* [EXERCISE OBJECTIVE] Report every line from the material that contains the word "this".
## BEGIN SOURCE DATA
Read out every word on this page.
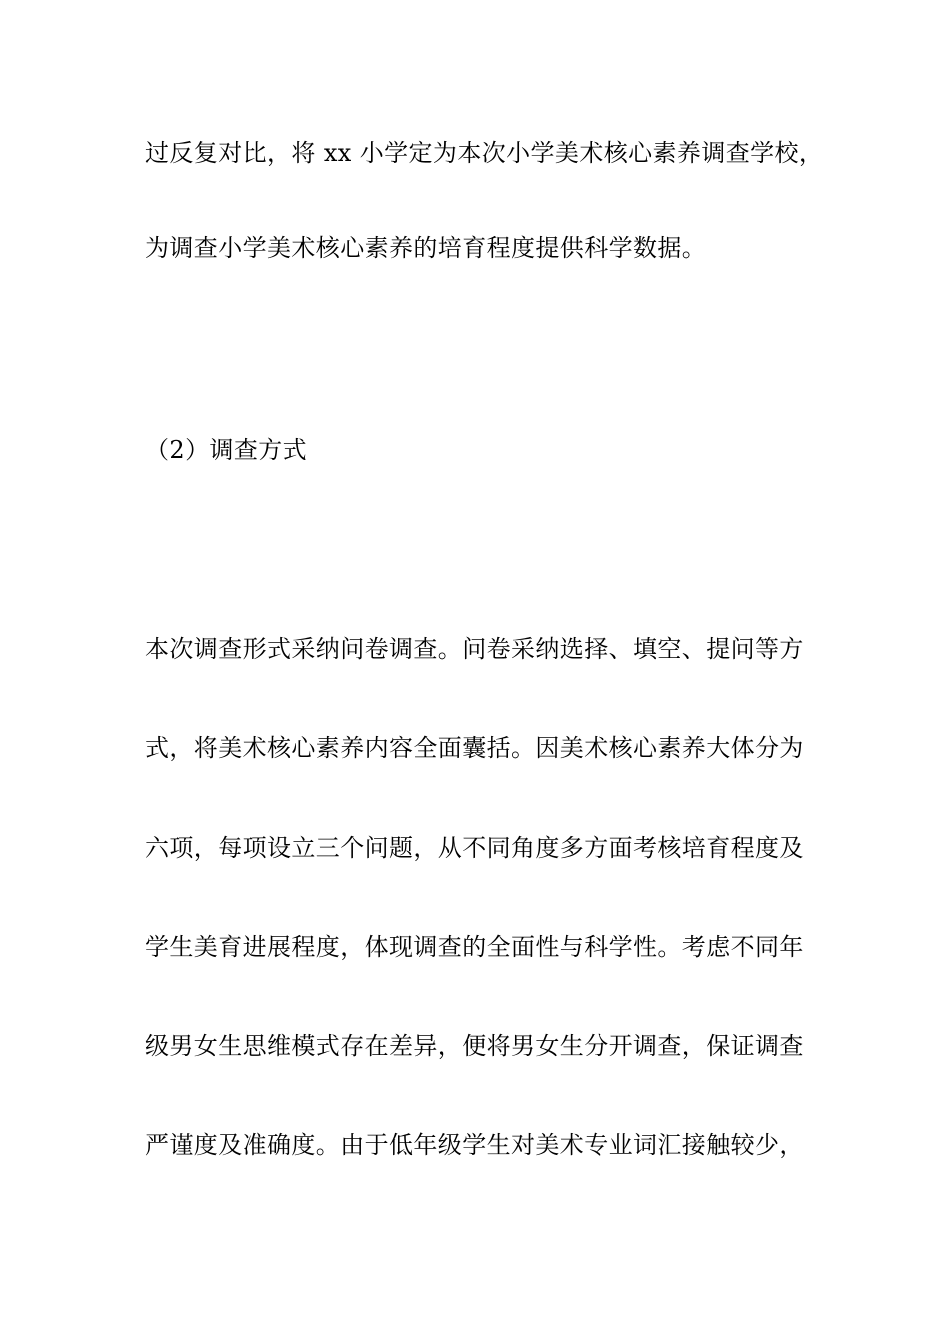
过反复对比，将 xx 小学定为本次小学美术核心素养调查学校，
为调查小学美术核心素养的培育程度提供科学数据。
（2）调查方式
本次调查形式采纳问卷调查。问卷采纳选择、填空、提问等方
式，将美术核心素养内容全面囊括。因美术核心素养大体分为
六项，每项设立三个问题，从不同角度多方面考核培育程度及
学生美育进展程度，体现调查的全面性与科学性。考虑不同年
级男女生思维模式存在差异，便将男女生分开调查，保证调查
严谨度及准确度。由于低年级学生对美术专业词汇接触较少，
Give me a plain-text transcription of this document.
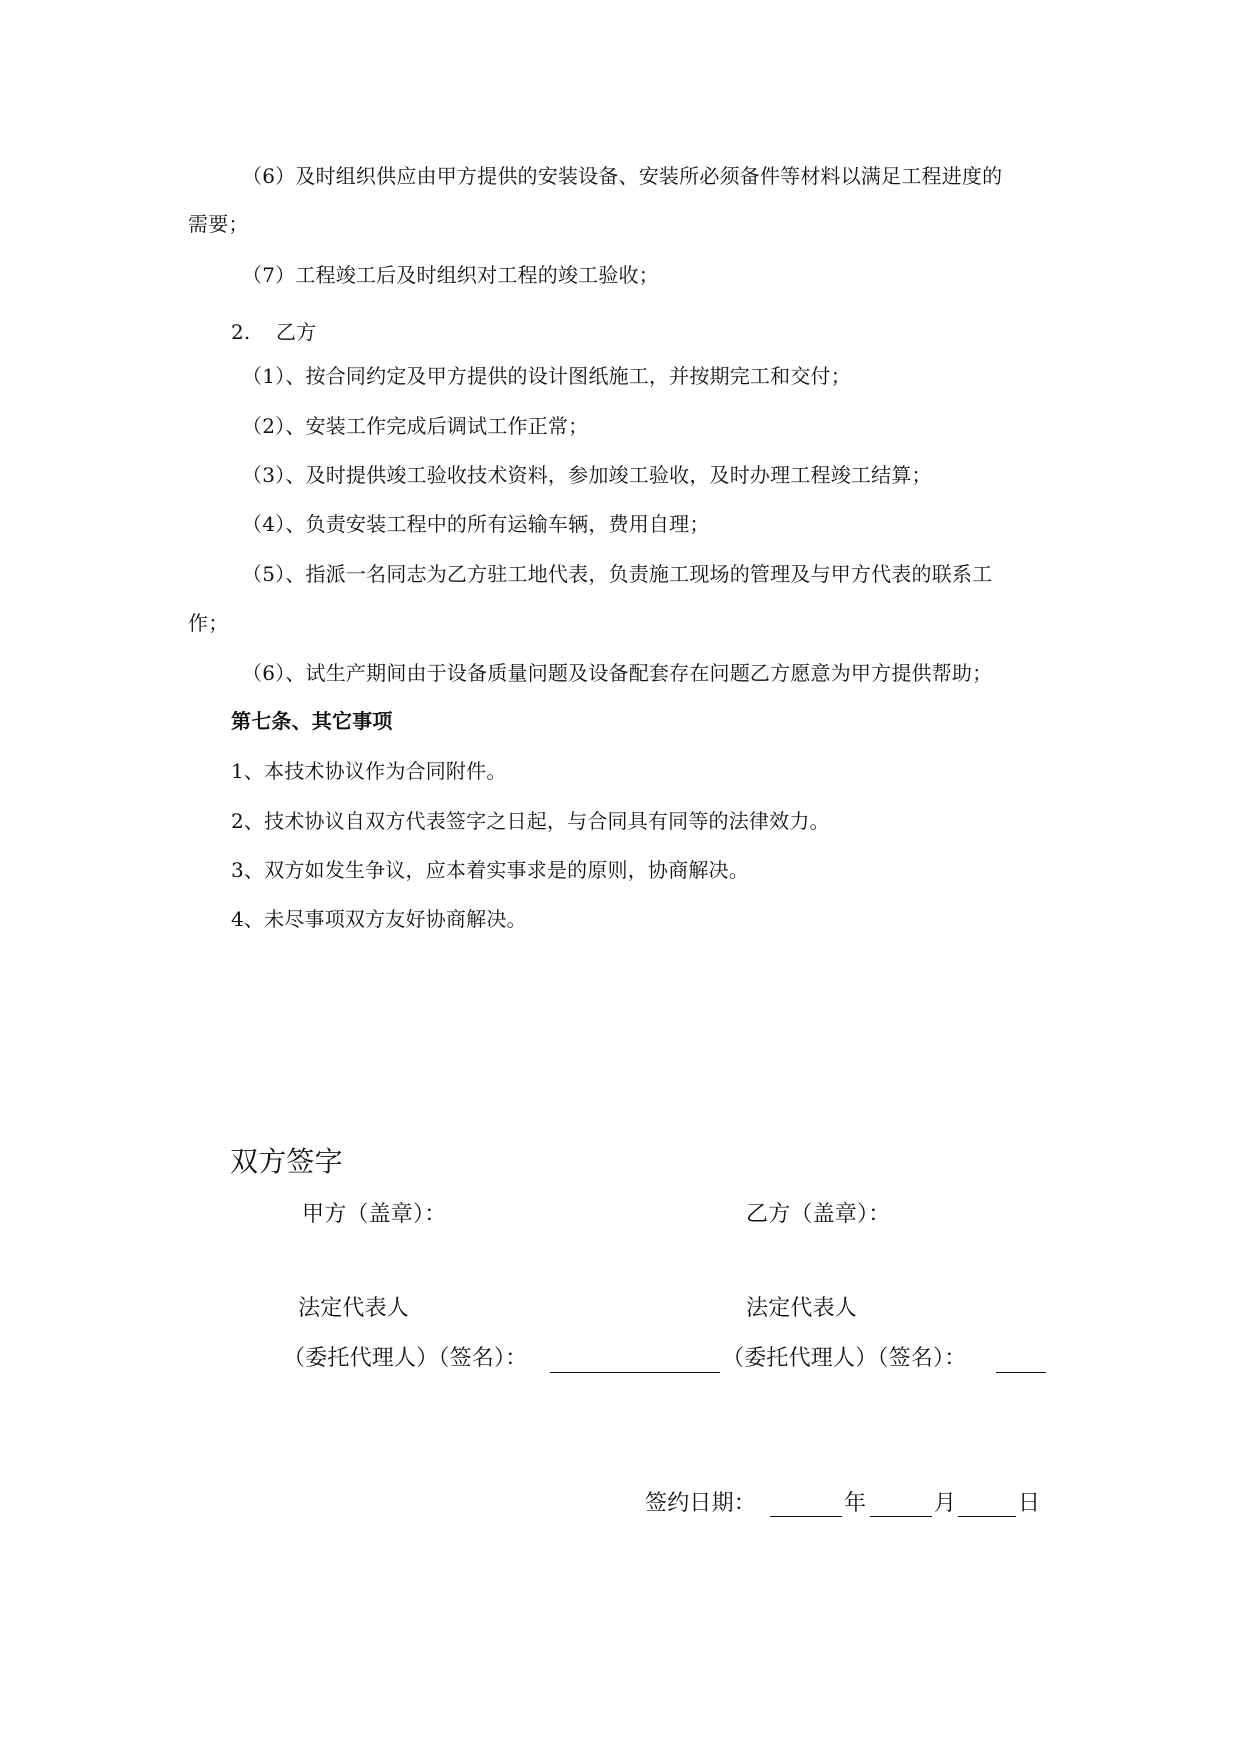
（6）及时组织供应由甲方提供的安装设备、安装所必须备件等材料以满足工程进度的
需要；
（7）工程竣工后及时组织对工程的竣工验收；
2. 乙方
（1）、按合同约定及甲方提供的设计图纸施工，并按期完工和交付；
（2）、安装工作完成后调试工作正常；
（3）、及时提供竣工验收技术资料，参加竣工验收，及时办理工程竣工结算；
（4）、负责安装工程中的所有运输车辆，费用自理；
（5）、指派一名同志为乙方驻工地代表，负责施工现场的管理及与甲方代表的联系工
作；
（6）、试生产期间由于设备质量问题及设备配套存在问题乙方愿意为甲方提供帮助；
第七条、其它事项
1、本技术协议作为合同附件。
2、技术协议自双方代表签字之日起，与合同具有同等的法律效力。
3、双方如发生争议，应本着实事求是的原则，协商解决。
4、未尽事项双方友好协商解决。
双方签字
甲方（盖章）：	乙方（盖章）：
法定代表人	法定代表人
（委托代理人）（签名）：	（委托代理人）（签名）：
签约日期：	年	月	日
## END SOURCE DATA
## BEGIN SOURCE DATA
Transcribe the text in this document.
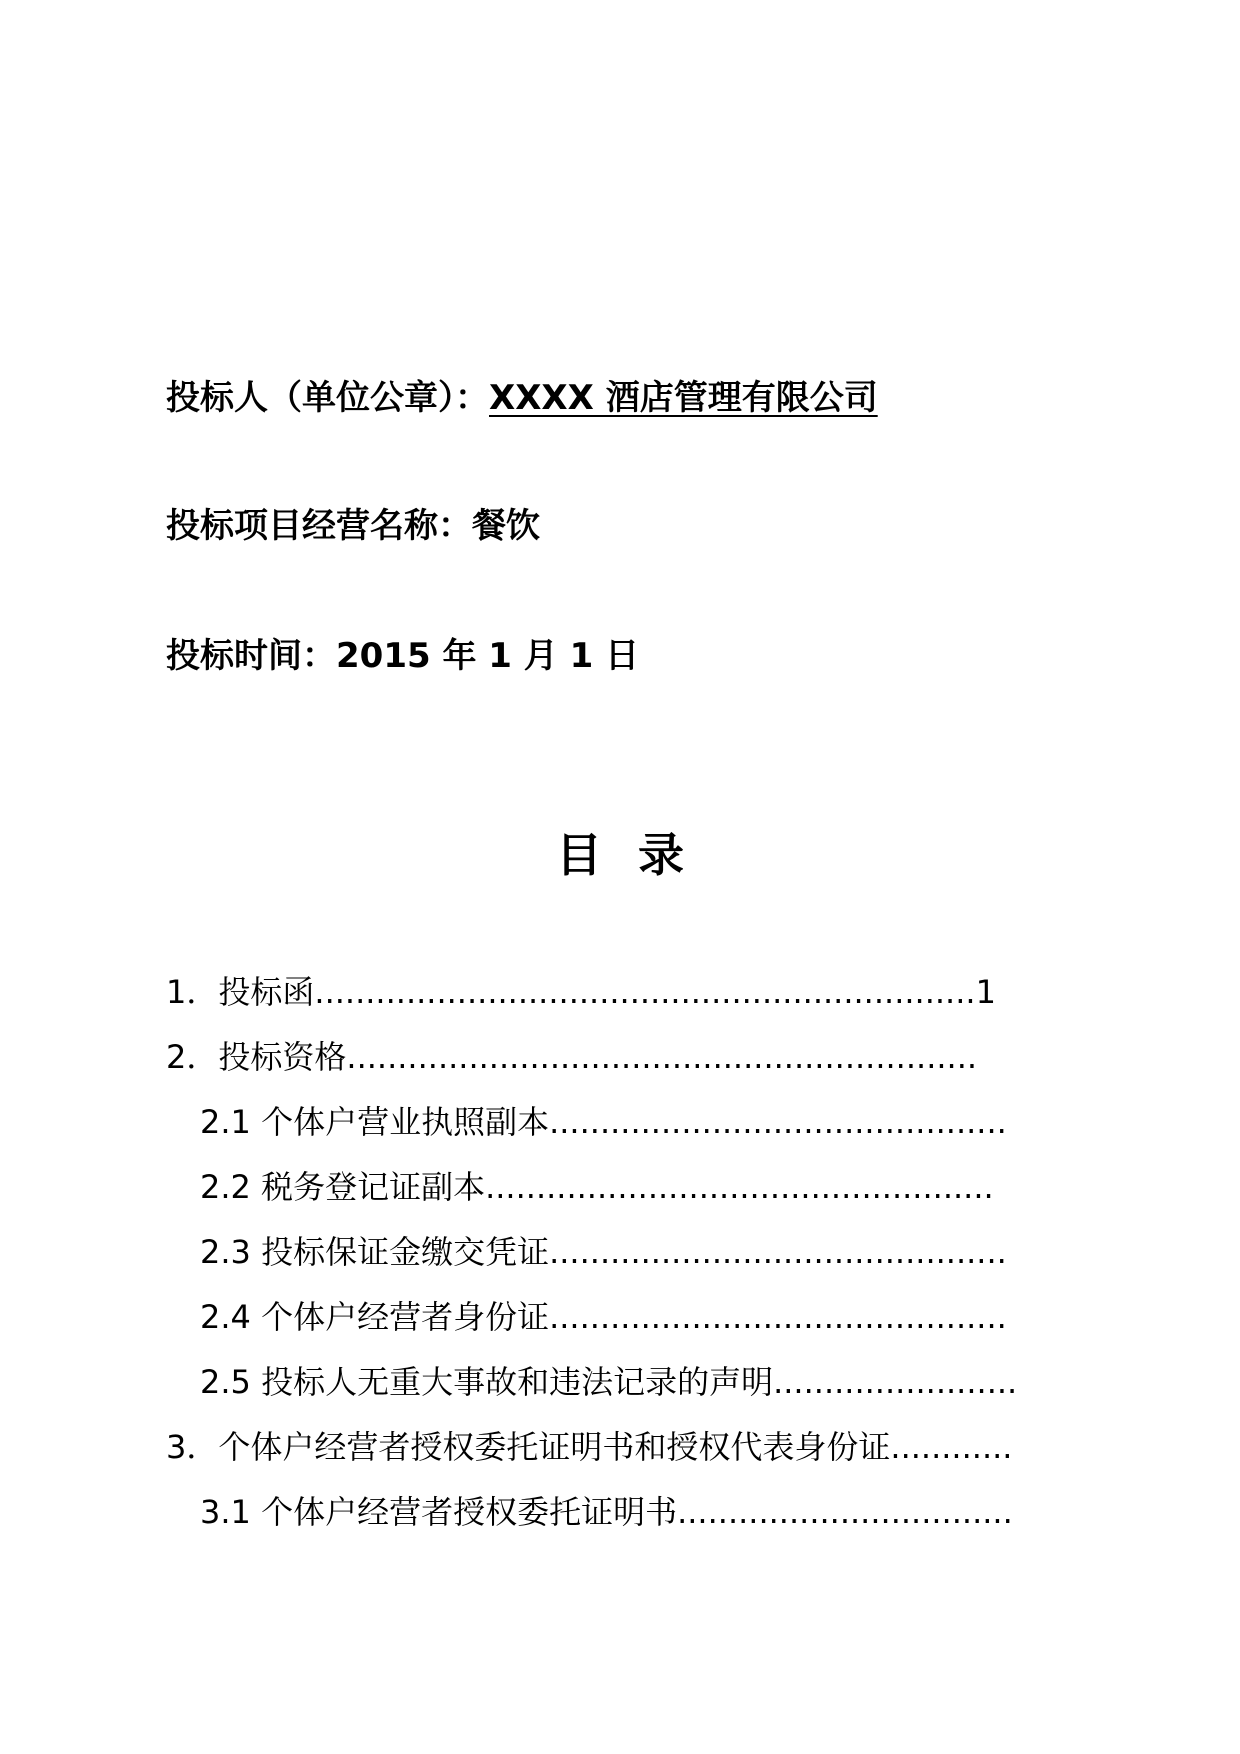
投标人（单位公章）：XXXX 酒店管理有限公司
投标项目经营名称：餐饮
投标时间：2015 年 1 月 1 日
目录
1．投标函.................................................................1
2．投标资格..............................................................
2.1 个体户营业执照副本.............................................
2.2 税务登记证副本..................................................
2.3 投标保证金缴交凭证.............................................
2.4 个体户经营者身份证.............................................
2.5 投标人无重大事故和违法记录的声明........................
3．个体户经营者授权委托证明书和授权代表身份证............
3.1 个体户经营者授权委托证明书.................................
## END SOURCE DATA
* [FINISHED ANSWER]
Read out every word on this page.
Give me a plain-text transcription of this document.
Transcribe the text in this document.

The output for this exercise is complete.